Which lines of the records contain the string "track"? Return every one of them in full, treating uppercase and lowercase as different.

Collected data entries:
• • • •

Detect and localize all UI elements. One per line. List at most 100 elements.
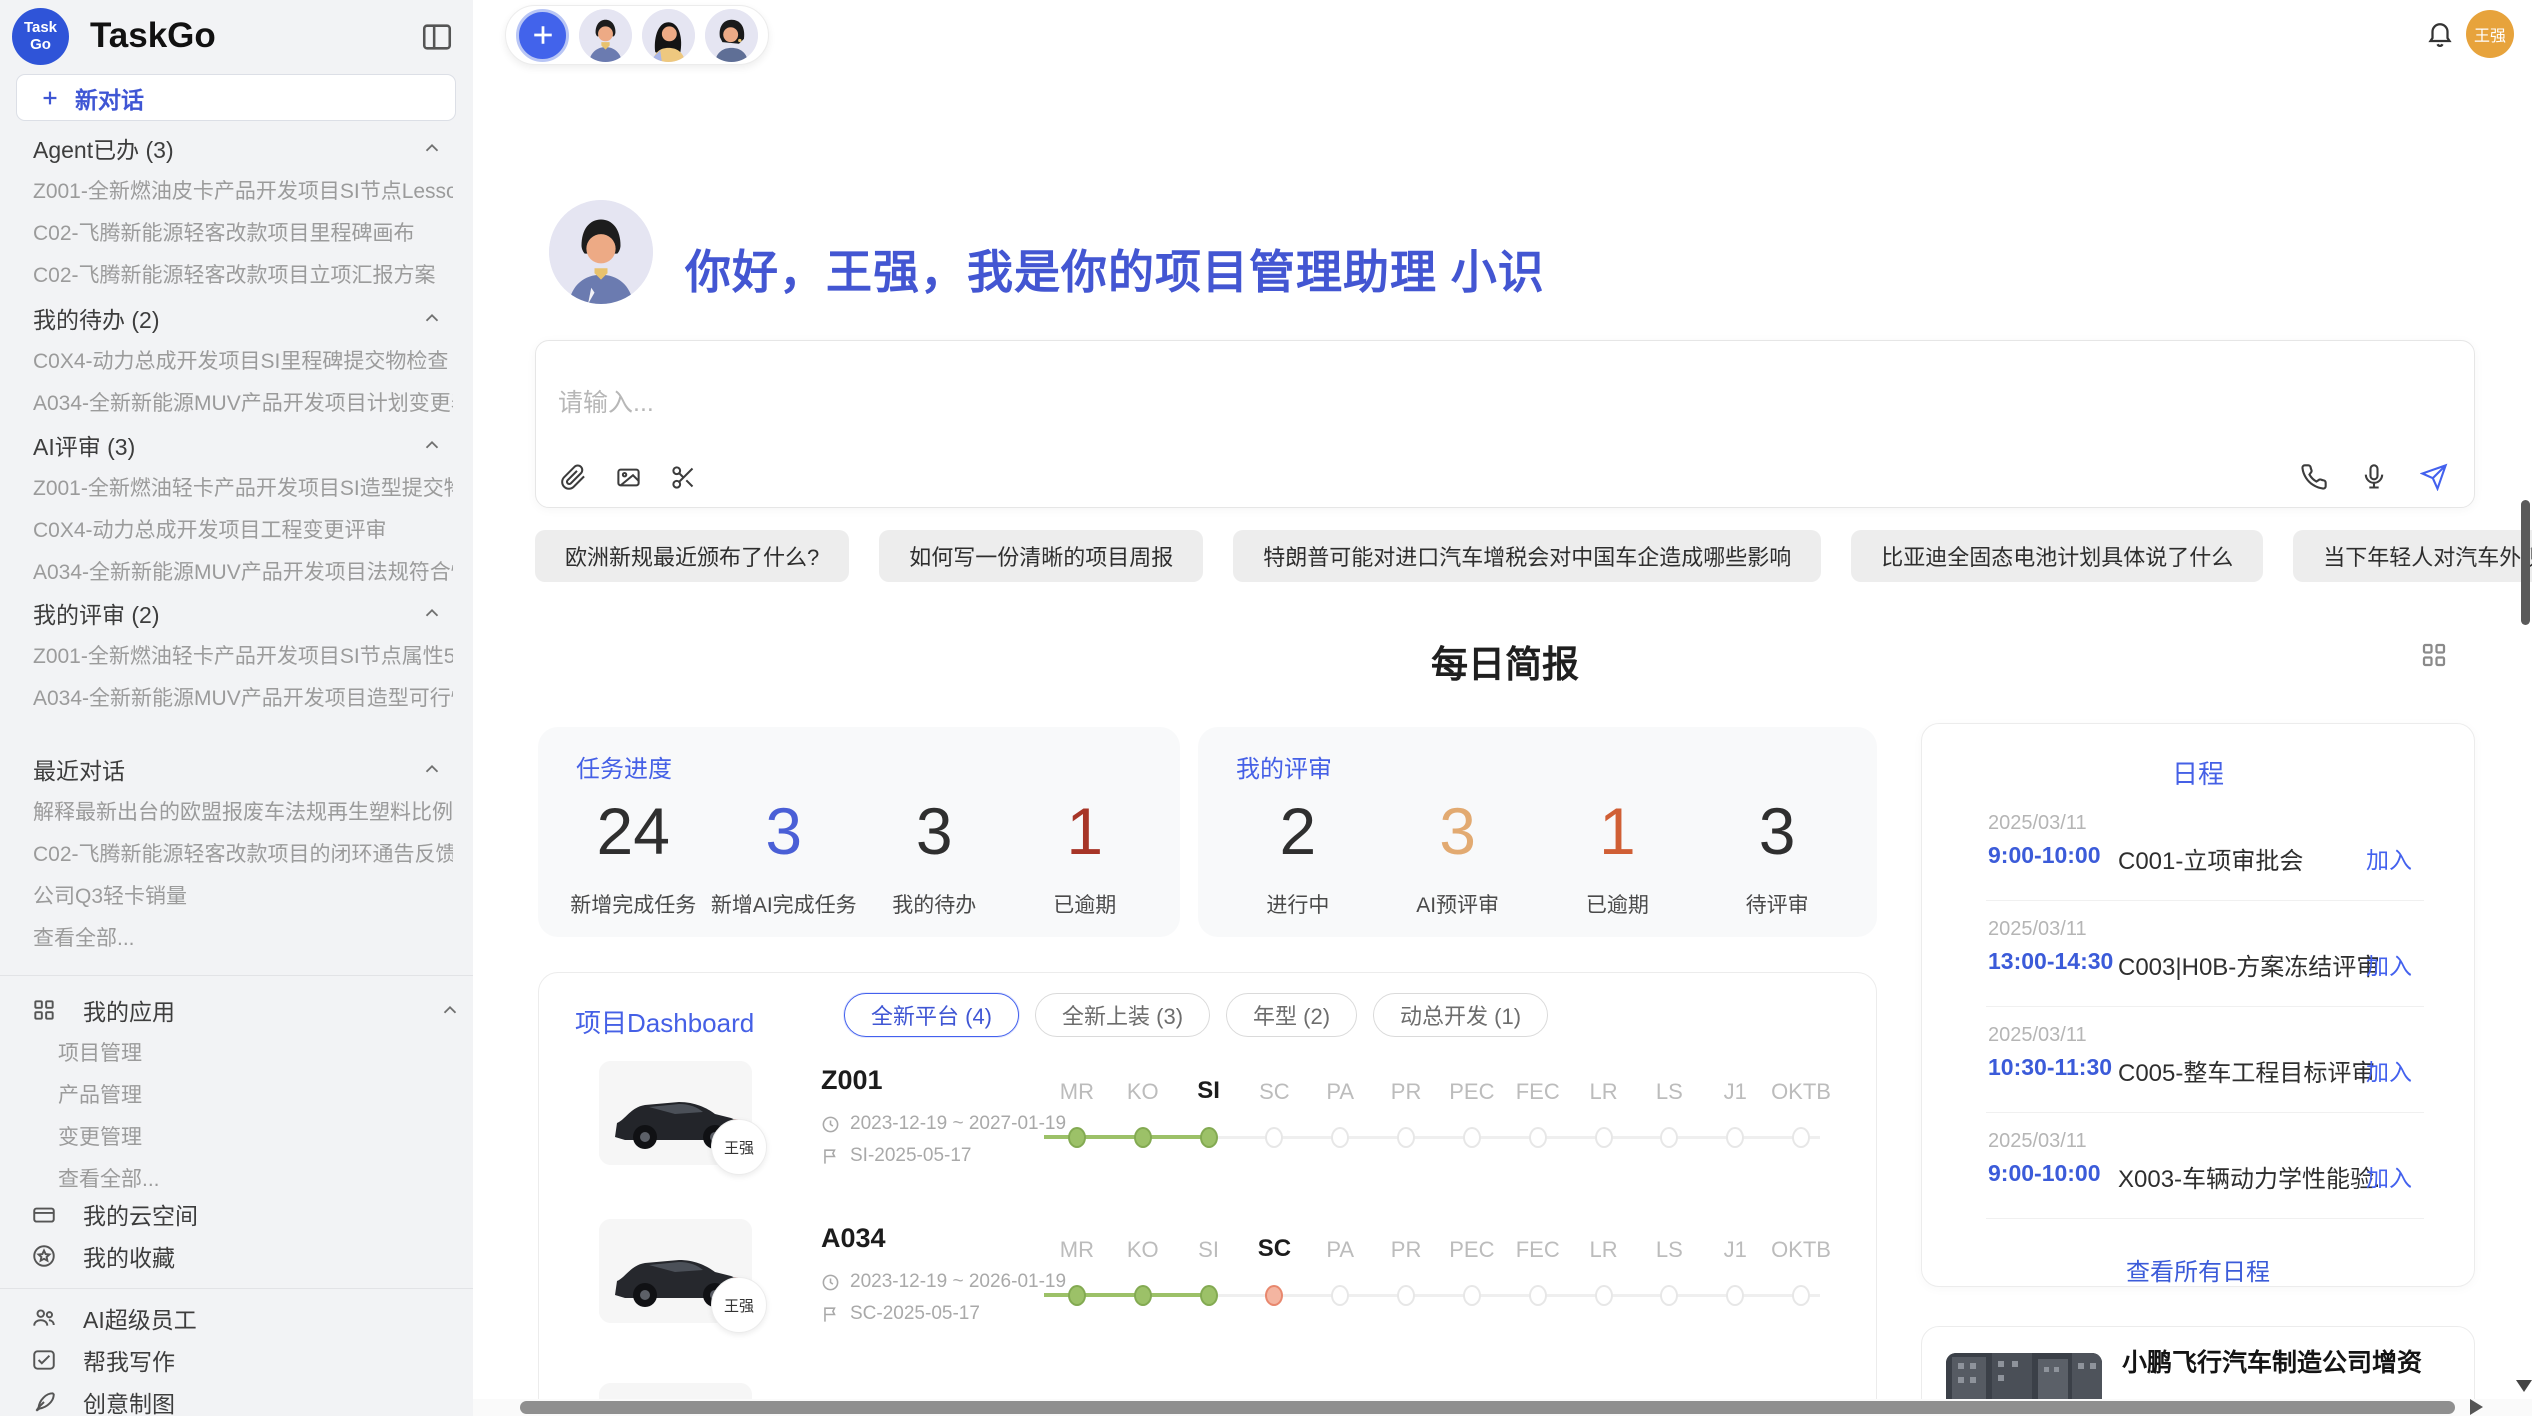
sidebar-item-cloud-space[interactable]: 我的云空间 xyxy=(31,1196,461,1232)
input-attachments xyxy=(560,464,697,491)
sidebar-item[interactable]: C02-飞腾新能源轻客改款项目立项汇报方案 xyxy=(33,257,453,291)
sidebar-item[interactable]: A034-全新新能源MUV产品开发项目计划变更表编写 xyxy=(33,385,453,419)
sidebar-item-product-mgmt[interactable]: 产品管理 xyxy=(58,1077,453,1111)
send-icon[interactable] xyxy=(2420,463,2448,491)
section-my-apps[interactable]: 我的应用 xyxy=(31,992,461,1028)
milestone: OKTB xyxy=(1768,1211,1834,1369)
chevron-up-icon[interactable] xyxy=(421,307,443,329)
pen-icon xyxy=(31,1389,57,1415)
agent-avatar-2[interactable] xyxy=(642,9,695,62)
suggestion-chip[interactable]: 欧洲新规最近颁布了什么? xyxy=(535,530,849,582)
user-initials: 王强 xyxy=(2474,22,2506,46)
paperclip-icon[interactable] xyxy=(560,464,587,491)
project-flag-date: SC-2025-05-17 xyxy=(821,1303,980,1325)
milestone-track: MR KO SI SC PA PR PEC FEC LR LS J1 OKTB xyxy=(1044,1053,1834,1211)
item-label: 我的云空间 xyxy=(83,1197,198,1231)
project-name: A034 xyxy=(821,1223,886,1254)
project-row-a034[interactable]: 王强 A034 2023-12-19 ~ 2026-01-19 SC-2025-… xyxy=(539,1211,1878,1369)
tab-new-platform[interactable]: 全新平台 (4) xyxy=(844,993,1019,1037)
sidebar-view-all-chats[interactable]: 查看全部... xyxy=(33,920,453,954)
sidebar-item[interactable]: C02-飞腾新能源轻客改款项目的闭环通告反馈情况 xyxy=(33,836,453,870)
collapse-sidebar-icon[interactable] xyxy=(420,20,454,54)
user-avatar[interactable]: 王强 xyxy=(2466,10,2514,58)
sidebar-item[interactable]: C0X4-动力总成开发项目工程变更评审 xyxy=(33,512,453,546)
chat-input[interactable] xyxy=(558,389,2058,418)
scissors-icon[interactable] xyxy=(670,464,697,491)
sidebar-view-all-apps[interactable]: 查看全部... xyxy=(58,1161,453,1195)
sidebar-item-help-me-write[interactable]: 帮我写作 xyxy=(31,1342,461,1378)
sidebar-item[interactable]: C0X4-动力总成开发项目SI里程碑提交物检查 xyxy=(33,343,453,377)
milestone: PA xyxy=(1307,1053,1373,1211)
sidebar-item[interactable]: A034-全新新能源MUV产品开发项目造型可行性评审 xyxy=(33,680,453,714)
sidebar-item[interactable]: 公司Q3轻卡销量 xyxy=(33,878,453,912)
agent-avatar-3[interactable] xyxy=(705,9,758,62)
item-label: 创意制图 xyxy=(83,1385,175,1416)
divider xyxy=(0,1288,473,1289)
section-recent-chats[interactable]: 最近对话 xyxy=(33,752,443,786)
suggestion-chip[interactable]: 如何写一份清晰的项目周报 xyxy=(879,530,1203,582)
horizontal-scrollbar-track[interactable] xyxy=(473,1399,2532,1416)
sidebar-item[interactable]: Z001-全新燃油轻卡产品开发项目SI造型提交物评审 xyxy=(33,470,453,504)
microphone-icon[interactable] xyxy=(2360,463,2388,491)
sidebar-item[interactable]: C02-飞腾新能源轻客改款项目里程碑画布 xyxy=(33,215,453,249)
item-label: AI超级员工 xyxy=(83,1301,197,1335)
schedule-name: C003|H0B-方案冻结评审 xyxy=(2118,947,2378,982)
image-icon[interactable] xyxy=(615,464,642,491)
sidebar-item[interactable]: Z001-全新燃油皮卡产品开发项目SI节点Lesson Learn报告 xyxy=(33,173,453,207)
sidebar-item[interactable]: Z001-全新燃油轻卡产品开发项目SI节点属性5D文件评审 xyxy=(33,638,453,672)
suggestion-chips: 欧洲新规最近颁布了什么? 如何写一份清晰的项目周报 特朗普可能对进口汽车增税会对… xyxy=(535,530,2475,582)
sidebar-item-ai-super-staff[interactable]: AI超级员工 xyxy=(31,1300,461,1336)
section-ai-review[interactable]: AI评审 (3) xyxy=(33,428,443,462)
milestone: PR xyxy=(1373,1211,1439,1369)
chevron-up-icon[interactable] xyxy=(421,758,443,780)
project-dates: 2023-12-19 ~ 2027-01-19 xyxy=(821,1113,1066,1135)
milestone: FEC xyxy=(1505,1211,1571,1369)
sidebar-item-creative-drawing[interactable]: 创意制图 xyxy=(31,1384,461,1416)
sidebar-item-project-mgmt[interactable]: 项目管理 xyxy=(58,1035,453,1069)
join-meeting-link[interactable]: 加入 xyxy=(2366,841,2412,875)
milestone: LR xyxy=(1571,1053,1637,1211)
suggestion-chip[interactable]: 比亚迪全固态电池计划具体说了什么 xyxy=(1851,530,2263,582)
milestone: PA xyxy=(1307,1211,1373,1369)
vertical-scrollbar-thumb[interactable] xyxy=(2521,500,2530,625)
stat-my-todo: 3 我的待办 xyxy=(859,789,1010,919)
tab-year-model[interactable]: 年型 (2) xyxy=(1226,993,1357,1037)
milestone: SI xyxy=(1176,1211,1242,1369)
project-owner-chip: 王强 xyxy=(711,1119,767,1175)
milestone: KO xyxy=(1110,1053,1176,1211)
tab-powertrain[interactable]: 动总开发 (1) xyxy=(1373,993,1548,1037)
suggestion-chip[interactable]: 特朗普可能对进口汽车增税会对中国车企造成哪些影响 xyxy=(1233,530,1821,582)
section-agent-done[interactable]: Agent已办 (3) xyxy=(33,131,443,165)
join-meeting-link[interactable]: 加入 xyxy=(2366,947,2412,981)
chevron-up-icon[interactable] xyxy=(421,434,443,456)
apps-grid-icon xyxy=(31,997,57,1023)
join-meeting-link[interactable]: 加入 xyxy=(2366,1159,2412,1193)
stat-in-progress: 2 进行中 xyxy=(1218,789,1378,919)
add-agent-button[interactable] xyxy=(516,9,569,62)
agent-avatar-1[interactable] xyxy=(579,9,632,62)
project-row-z001[interactable]: 王强 Z001 2023-12-19 ~ 2027-01-19 SI-2025-… xyxy=(539,1053,1878,1211)
chevron-up-icon[interactable] xyxy=(421,137,443,159)
sidebar-item[interactable]: 解释最新出台的欧盟报废车法规再生塑料比例被调至15%... xyxy=(33,794,453,828)
section-my-todo[interactable]: 我的待办 (2) xyxy=(33,301,443,335)
sidebar-item-change-mgmt[interactable]: 变更管理 xyxy=(58,1119,453,1153)
view-all-schedule-link[interactable]: 查看所有日程 xyxy=(1922,1252,2474,1287)
join-meeting-link[interactable]: 加入 xyxy=(2366,1053,2412,1087)
chevron-up-icon[interactable] xyxy=(421,602,443,624)
horizontal-scrollbar-thumb[interactable] xyxy=(520,1401,2455,1414)
sidebar-item[interactable]: A034-全新新能源MUV产品开发项目法规符合性评审 xyxy=(33,554,453,588)
suggestion-chip[interactable]: 当下年轻人对汽车外观有怎样的喜好趋势 xyxy=(2293,530,2532,582)
notification-bell-icon[interactable] xyxy=(2425,18,2455,48)
clock-icon xyxy=(821,1273,840,1292)
phone-icon[interactable] xyxy=(2300,463,2328,491)
chevron-up-icon[interactable] xyxy=(439,999,461,1021)
tab-new-body[interactable]: 全新上装 (3) xyxy=(1035,993,1210,1037)
scroll-right-arrow[interactable] xyxy=(2470,1399,2483,1415)
scroll-down-arrow[interactable] xyxy=(2516,1380,2532,1392)
new-chat-button[interactable]: 新对话 xyxy=(16,74,456,121)
layout-grid-icon[interactable] xyxy=(2419,640,2449,670)
schedule-time: 9:00-10:00 xyxy=(1988,842,2101,869)
schedule-time: 13:00-14:30 xyxy=(1988,948,2113,975)
section-my-review[interactable]: 我的评审 (2) xyxy=(33,596,443,630)
sidebar-item-favorites[interactable]: 我的收藏 xyxy=(31,1238,461,1274)
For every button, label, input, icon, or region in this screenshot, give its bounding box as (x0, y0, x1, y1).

• • • •

#### [Expected answer]
milestone-track: MR KO SI SC PA PR PEC FEC LR LS J1 OKTB xyxy=(1044,1053,1834,1211)
horizontal-scrollbar-track[interactable] xyxy=(473,1399,2532,1416)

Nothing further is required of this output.